* _Directions for this task_: Using the records provided below, locate and copy each line that contains the word "biologis".

* _Source material_:
□ □ □ □ □ □ □
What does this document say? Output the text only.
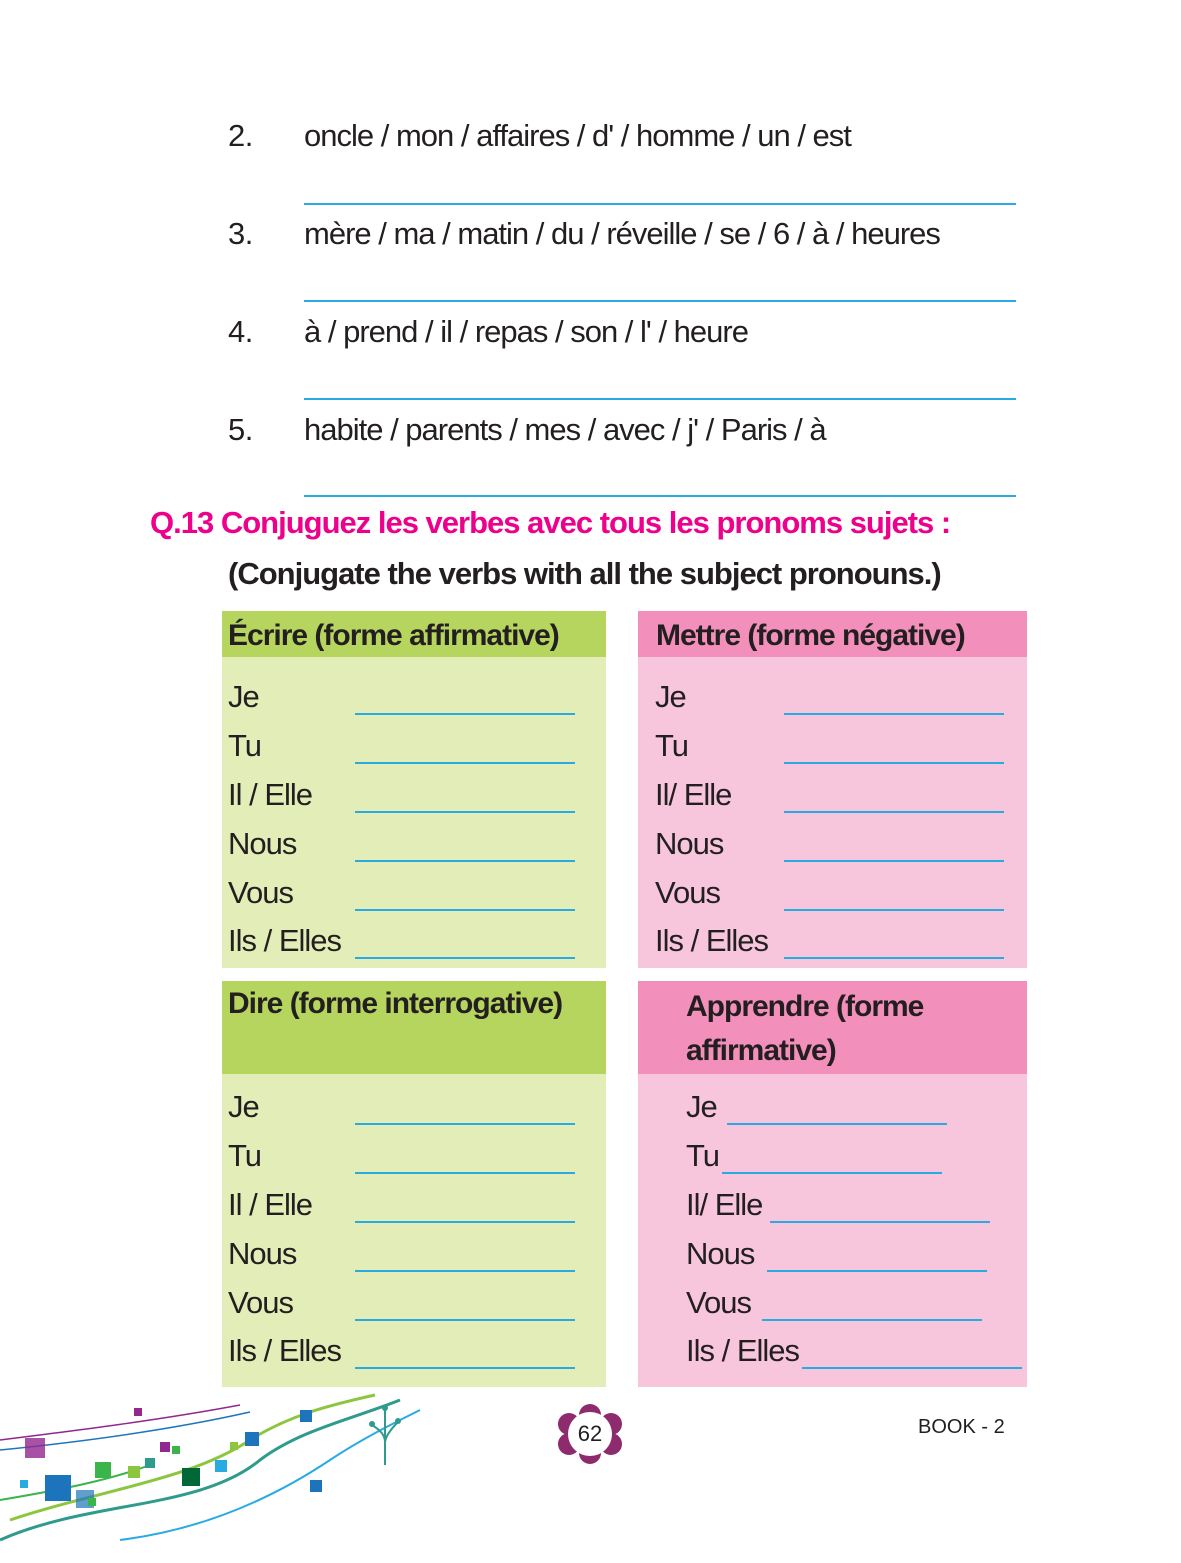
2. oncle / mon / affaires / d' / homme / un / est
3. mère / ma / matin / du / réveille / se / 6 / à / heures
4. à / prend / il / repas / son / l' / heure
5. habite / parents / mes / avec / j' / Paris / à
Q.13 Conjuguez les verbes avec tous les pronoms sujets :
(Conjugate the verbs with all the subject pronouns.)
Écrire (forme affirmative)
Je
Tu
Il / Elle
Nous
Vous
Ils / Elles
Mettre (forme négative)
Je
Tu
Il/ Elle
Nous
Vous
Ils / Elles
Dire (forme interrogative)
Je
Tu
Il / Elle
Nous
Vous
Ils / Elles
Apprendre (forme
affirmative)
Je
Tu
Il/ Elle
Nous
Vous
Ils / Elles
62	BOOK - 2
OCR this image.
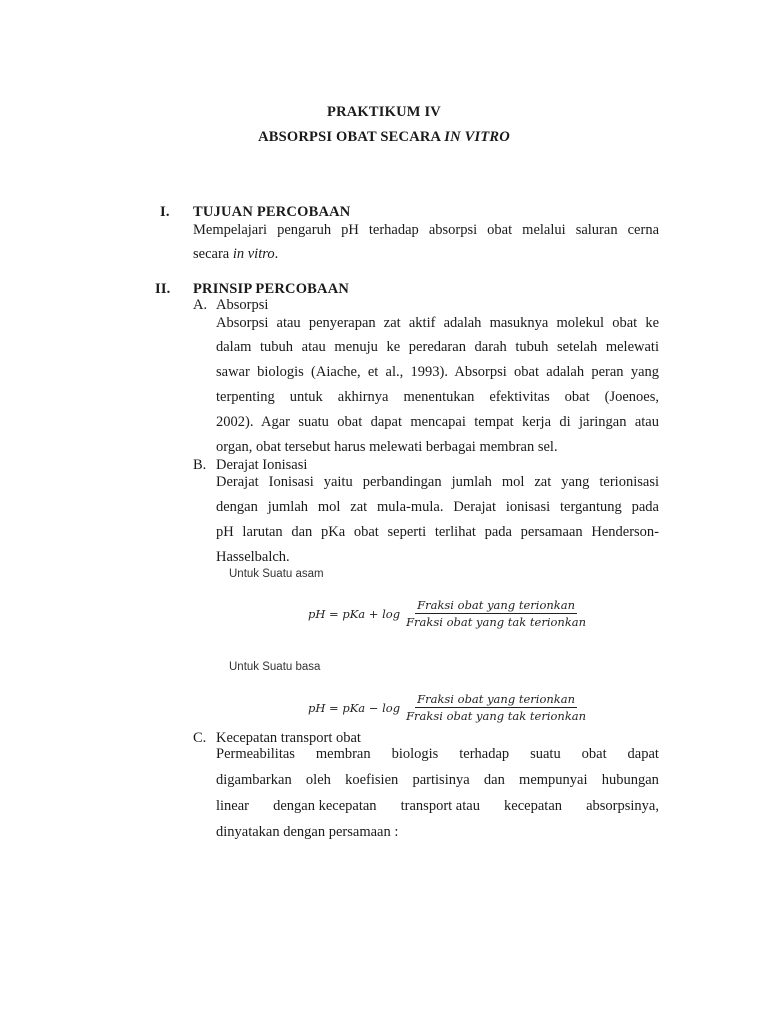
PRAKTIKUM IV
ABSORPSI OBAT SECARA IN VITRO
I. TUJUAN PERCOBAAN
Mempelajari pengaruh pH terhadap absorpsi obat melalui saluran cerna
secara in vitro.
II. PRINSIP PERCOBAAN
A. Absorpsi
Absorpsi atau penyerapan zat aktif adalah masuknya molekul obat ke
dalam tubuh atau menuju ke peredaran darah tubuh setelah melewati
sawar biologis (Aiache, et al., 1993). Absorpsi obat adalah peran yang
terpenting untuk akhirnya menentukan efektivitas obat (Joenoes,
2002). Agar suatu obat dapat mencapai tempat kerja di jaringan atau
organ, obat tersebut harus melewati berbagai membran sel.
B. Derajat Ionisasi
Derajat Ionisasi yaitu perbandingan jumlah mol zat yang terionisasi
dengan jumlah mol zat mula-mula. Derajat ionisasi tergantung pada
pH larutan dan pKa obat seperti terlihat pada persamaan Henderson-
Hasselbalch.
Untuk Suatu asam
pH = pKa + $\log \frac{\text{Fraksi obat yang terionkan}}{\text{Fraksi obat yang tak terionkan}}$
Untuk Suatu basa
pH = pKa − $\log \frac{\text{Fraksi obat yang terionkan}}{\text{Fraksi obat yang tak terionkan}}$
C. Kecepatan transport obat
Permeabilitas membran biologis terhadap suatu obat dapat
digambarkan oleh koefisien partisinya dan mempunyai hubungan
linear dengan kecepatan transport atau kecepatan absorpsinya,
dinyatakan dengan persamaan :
□ □ □ □ □ □ □
* _Result for this task_:
sawar biologis (Aiache, et al., 1993). Absorpsi obat adalah peran yang
Permeabilitas membran biologis terhadap suatu obat dapat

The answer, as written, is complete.